Problem description
Translate this sentence from the message about the Judy library into French: "The other implementation achieved better performance than Judy by retaining the last position, making a sequential scan much faster."

Document segment
+++

On 01/04/2012, at 1:39 PM, Doug Baskins wrote:
[]
FYI: Judy is used in the Felix Garbage collector
to keep track of every allocated object, its length,
and also a run time description .. all non-invasively.
It's also used to implement sparse arrays.
Coming soon .. a string -> T associative array .. aka "dictionary"
or "hash". Only hassle with that is the null terminator.
It may be interesting to consider the "cursor" used in the modified
implementation. If you consider a typical sequential scan you have
key = next_key(key) ...
which implies looking up the whole array to find the old key, before
finding the next one.
In a 64 bit implementation that can imply 8 lookups .. even when the
next key is in the same cache line as the previous one.
The other implementation achieved better performance than Judy
by retaining the last position, making a sequential scan much faster.

+++

Rows
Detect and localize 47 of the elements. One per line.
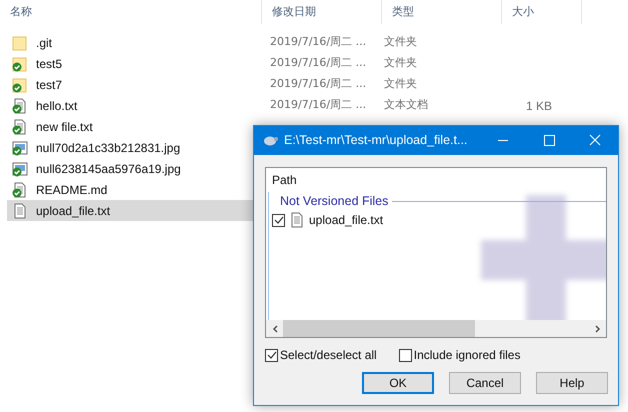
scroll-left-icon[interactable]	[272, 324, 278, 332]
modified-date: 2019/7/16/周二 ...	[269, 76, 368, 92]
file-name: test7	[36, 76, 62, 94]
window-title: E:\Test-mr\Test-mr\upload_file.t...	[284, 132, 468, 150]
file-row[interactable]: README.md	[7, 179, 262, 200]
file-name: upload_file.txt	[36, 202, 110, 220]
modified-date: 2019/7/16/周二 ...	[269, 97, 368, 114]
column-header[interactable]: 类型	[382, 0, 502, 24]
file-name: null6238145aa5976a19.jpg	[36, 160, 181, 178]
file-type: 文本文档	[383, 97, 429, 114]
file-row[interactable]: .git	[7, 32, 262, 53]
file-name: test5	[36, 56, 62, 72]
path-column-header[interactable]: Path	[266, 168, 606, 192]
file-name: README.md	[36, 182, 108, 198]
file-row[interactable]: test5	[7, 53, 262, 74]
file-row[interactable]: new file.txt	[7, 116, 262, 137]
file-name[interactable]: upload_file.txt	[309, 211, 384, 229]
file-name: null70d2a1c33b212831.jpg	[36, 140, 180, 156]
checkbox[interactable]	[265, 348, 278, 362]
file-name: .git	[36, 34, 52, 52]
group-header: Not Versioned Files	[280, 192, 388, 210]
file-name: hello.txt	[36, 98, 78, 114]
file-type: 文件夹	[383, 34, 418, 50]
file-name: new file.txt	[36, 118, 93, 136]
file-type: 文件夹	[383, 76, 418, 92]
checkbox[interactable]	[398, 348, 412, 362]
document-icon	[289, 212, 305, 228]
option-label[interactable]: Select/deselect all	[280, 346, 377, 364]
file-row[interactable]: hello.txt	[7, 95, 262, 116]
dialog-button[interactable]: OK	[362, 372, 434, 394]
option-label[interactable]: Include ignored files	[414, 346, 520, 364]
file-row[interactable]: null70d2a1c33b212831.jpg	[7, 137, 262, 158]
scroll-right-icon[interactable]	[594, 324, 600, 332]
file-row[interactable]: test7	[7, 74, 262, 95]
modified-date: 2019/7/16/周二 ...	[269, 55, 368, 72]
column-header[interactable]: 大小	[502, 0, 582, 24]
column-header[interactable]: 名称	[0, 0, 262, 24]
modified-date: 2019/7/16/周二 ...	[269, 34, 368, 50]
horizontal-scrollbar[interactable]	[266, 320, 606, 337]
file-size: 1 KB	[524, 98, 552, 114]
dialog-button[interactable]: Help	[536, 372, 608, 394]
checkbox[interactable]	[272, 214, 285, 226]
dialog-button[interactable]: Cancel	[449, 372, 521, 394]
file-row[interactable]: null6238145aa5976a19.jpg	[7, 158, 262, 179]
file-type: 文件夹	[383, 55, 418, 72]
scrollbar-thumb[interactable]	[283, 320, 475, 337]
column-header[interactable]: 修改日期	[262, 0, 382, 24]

+++

Task response
L'autre implémentation a obtenu de meilleures performances que Judy en conservant la dernière position, ce qui rendait un parcours séquentiel beaucoup plus rapide.